> [TASK DETAILS] Please copy exactly the lines that begin with the one containing "Give me the" and end with the last line of the entries.
— start DATA FOR THE TASK —
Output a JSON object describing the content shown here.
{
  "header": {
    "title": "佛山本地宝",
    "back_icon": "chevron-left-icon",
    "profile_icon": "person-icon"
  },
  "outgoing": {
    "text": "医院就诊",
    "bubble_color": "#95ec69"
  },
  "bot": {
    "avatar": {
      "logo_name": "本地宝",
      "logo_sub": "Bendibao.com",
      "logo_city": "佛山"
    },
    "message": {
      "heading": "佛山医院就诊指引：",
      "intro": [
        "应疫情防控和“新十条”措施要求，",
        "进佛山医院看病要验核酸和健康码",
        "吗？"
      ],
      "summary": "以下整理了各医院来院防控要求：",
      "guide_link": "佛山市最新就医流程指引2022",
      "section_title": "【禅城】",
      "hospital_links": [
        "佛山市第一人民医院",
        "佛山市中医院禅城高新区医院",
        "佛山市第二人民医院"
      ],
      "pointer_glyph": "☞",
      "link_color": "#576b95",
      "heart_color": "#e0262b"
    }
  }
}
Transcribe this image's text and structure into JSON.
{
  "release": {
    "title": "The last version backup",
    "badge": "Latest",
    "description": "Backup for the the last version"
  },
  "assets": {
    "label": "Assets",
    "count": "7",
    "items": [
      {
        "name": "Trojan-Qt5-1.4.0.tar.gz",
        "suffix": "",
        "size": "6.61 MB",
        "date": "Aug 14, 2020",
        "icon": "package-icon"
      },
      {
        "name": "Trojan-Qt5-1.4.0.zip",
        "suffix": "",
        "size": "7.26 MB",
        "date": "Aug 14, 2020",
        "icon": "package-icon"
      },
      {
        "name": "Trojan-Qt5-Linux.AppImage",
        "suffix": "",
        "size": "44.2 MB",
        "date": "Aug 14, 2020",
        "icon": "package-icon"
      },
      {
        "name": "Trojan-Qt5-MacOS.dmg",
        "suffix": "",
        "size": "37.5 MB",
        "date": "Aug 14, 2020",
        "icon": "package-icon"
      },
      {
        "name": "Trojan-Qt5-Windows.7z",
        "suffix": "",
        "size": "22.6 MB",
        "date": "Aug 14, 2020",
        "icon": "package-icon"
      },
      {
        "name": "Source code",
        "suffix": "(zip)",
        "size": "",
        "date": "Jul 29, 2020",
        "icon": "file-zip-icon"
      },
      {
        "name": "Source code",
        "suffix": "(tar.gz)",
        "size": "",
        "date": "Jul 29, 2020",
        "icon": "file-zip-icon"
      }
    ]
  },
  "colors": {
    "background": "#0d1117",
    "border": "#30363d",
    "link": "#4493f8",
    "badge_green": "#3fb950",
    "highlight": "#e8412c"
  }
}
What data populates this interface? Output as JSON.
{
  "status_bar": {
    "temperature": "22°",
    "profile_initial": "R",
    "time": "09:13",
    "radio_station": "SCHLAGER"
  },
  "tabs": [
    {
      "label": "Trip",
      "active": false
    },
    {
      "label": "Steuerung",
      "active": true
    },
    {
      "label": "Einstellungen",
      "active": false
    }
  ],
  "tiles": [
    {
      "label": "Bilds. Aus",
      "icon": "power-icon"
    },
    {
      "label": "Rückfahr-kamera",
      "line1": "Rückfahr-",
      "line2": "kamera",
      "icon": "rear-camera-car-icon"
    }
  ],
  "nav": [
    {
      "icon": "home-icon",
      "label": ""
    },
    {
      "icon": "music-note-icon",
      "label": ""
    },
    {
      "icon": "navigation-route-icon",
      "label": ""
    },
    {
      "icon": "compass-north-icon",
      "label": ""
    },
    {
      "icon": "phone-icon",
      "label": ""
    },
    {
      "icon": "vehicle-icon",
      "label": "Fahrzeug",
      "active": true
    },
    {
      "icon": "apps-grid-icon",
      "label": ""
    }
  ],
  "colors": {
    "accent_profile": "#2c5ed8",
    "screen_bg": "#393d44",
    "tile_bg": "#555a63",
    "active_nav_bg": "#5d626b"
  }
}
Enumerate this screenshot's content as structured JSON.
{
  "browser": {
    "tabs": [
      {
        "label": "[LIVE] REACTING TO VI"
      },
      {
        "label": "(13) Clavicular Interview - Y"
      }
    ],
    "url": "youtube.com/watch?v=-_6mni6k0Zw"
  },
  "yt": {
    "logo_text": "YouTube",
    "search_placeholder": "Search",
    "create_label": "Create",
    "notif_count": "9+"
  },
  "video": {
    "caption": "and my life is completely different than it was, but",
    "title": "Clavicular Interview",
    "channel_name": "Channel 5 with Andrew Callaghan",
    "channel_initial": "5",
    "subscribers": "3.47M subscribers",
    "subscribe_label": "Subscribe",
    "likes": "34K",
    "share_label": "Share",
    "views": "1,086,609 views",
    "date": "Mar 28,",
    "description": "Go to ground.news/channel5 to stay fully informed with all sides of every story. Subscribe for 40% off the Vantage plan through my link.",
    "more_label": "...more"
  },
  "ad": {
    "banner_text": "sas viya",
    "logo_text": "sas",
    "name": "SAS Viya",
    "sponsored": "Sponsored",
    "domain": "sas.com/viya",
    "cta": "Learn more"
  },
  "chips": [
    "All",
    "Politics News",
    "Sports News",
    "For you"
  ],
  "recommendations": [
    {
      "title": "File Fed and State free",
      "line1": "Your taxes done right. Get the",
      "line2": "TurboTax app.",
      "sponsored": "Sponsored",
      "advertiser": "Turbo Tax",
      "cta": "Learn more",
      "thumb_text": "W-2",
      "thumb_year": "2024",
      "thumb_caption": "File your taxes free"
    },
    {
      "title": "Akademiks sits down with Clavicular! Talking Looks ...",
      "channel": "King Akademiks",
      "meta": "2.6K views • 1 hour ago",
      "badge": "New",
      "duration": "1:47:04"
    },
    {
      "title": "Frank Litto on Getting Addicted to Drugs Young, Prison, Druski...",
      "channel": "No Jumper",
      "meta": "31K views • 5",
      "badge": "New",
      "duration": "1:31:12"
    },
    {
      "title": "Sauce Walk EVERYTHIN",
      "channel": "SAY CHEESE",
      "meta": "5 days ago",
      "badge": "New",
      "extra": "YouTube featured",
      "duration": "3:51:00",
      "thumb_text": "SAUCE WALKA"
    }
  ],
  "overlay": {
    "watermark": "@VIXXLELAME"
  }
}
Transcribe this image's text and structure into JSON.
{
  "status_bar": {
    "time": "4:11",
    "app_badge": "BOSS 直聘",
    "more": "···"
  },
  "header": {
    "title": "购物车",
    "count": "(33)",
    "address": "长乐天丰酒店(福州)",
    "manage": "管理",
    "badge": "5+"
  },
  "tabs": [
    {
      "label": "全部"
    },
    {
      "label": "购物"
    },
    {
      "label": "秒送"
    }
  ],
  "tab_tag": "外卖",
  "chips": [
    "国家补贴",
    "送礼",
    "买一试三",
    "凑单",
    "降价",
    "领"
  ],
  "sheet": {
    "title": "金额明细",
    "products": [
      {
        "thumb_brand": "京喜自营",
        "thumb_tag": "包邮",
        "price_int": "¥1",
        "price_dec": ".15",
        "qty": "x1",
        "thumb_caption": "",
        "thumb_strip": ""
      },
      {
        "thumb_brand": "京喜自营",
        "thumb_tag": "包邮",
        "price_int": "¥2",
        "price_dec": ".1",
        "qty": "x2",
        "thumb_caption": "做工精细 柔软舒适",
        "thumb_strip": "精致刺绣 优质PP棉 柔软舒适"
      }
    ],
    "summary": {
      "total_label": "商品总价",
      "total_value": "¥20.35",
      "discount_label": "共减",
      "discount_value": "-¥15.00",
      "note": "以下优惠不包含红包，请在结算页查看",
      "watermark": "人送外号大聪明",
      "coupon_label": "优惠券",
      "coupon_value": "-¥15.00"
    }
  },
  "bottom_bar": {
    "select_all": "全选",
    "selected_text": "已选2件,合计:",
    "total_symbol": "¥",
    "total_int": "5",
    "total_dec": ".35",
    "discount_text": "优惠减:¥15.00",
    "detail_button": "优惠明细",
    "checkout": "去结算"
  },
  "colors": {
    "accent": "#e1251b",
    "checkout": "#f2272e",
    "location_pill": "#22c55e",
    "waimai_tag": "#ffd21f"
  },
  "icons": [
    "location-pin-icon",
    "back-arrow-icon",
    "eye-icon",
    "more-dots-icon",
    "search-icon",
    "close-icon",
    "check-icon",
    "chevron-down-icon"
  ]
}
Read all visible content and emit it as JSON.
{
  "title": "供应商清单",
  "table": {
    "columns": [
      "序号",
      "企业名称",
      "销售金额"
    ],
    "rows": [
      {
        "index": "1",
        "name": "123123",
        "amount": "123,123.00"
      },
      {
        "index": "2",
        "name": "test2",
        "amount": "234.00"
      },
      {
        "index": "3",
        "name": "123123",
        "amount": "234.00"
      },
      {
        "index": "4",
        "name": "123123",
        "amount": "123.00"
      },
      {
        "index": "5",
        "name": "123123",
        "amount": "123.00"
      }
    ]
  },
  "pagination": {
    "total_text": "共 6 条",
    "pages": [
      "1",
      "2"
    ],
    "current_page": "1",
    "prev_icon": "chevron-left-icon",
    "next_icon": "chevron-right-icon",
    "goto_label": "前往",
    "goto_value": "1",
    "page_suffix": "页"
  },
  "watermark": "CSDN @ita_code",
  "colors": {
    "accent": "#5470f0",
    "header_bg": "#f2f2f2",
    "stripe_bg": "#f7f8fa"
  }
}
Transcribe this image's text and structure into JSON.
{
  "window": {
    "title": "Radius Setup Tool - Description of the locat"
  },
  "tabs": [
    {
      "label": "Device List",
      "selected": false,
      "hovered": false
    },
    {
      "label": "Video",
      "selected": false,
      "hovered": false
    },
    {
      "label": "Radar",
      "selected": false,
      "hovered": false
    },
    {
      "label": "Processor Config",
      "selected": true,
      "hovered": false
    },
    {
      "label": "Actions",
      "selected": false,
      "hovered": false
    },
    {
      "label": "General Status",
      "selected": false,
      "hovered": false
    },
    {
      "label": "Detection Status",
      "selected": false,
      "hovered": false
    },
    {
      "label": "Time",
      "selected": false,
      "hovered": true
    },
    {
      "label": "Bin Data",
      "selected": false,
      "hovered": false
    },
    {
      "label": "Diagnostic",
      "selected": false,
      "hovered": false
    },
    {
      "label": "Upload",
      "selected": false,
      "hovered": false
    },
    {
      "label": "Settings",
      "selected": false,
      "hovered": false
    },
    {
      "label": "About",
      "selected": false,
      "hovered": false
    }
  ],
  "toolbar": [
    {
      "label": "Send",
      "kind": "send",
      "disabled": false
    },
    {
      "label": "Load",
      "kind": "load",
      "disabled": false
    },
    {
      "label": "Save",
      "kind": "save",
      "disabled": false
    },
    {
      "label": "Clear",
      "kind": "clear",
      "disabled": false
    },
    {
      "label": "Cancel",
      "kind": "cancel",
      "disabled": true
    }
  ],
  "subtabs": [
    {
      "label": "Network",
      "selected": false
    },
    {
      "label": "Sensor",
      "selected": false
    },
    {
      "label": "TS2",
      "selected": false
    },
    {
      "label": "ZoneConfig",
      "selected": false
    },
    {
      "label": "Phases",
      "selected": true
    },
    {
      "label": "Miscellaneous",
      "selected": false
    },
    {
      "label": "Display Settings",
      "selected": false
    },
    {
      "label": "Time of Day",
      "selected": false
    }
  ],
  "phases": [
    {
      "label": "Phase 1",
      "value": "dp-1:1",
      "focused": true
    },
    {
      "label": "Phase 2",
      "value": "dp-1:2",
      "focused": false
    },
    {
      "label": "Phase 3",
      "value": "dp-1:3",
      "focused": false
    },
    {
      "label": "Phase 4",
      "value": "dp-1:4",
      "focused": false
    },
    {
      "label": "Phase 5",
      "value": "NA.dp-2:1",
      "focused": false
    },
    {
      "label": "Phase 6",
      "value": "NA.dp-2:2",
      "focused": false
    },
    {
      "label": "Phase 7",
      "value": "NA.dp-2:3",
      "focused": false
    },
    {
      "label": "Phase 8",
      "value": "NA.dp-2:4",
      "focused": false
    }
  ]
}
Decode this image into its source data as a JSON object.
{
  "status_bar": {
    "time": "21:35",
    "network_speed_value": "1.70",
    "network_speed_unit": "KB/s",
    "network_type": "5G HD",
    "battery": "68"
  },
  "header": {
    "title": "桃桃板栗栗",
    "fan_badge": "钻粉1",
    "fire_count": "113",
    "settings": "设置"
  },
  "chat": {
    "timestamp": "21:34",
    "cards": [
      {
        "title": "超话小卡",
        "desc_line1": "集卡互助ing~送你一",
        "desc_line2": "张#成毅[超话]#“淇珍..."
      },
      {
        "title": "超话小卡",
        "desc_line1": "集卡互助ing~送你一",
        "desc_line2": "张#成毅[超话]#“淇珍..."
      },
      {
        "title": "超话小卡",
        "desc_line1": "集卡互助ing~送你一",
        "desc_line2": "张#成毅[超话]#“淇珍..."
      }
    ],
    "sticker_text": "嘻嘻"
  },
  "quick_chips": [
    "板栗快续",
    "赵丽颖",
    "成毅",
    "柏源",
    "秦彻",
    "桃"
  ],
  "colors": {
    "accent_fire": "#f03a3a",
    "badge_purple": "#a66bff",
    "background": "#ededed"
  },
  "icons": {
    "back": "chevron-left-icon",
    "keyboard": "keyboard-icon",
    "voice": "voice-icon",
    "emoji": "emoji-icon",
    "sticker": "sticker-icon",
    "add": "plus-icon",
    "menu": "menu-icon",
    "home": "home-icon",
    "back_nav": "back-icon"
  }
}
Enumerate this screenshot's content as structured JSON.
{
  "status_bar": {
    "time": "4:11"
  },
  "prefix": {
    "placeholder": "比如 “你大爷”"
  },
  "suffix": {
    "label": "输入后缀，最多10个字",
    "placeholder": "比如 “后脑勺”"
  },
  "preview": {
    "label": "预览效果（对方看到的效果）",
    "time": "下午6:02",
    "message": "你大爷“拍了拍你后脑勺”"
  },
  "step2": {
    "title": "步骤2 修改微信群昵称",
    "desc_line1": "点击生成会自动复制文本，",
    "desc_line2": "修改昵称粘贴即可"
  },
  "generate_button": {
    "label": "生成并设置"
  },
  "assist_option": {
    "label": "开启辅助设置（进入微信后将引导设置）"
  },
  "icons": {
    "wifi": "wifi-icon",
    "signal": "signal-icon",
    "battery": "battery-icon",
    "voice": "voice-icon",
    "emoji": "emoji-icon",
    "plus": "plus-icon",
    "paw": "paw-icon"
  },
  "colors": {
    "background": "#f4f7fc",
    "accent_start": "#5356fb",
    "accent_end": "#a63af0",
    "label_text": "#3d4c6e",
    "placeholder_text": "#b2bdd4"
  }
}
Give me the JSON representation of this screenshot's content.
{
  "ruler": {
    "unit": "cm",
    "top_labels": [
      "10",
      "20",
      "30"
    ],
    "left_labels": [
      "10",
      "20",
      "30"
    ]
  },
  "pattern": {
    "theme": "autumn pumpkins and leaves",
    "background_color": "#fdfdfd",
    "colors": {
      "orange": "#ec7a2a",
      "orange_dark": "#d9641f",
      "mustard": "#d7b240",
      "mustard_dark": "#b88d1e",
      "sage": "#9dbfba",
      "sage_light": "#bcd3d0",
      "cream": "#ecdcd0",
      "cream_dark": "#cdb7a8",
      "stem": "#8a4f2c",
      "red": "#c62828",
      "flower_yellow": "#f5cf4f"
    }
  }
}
— end DATA FOR THE TASK —
> [IN RESPONSE]
Give me the JSON representation of this screenshot's content.
{
  "ruler": {
    "unit": "cm",
    "top_labels": [
      "10",
      "20",
      "30"
    ],
    "left_labels": [
      "10",
      "20",
      "30"
    ]
  },
  "pattern": {
    "theme": "autumn pumpkins and leaves",
    "background_color": "#fdfdfd",
    "colors": {
      "orange": "#ec7a2a",
      "orange_dark": "#d9641f",
      "mustard": "#d7b240",
      "mustard_dark": "#b88d1e",
      "sage": "#9dbfba",
      "sage_light": "#bcd3d0",
      "cream": "#ecdcd0",
      "cream_dark": "#cdb7a8",
      "stem": "#8a4f2c",
      "red": "#c62828",
      "flower_yellow": "#f5cf4f"
    }
  }
}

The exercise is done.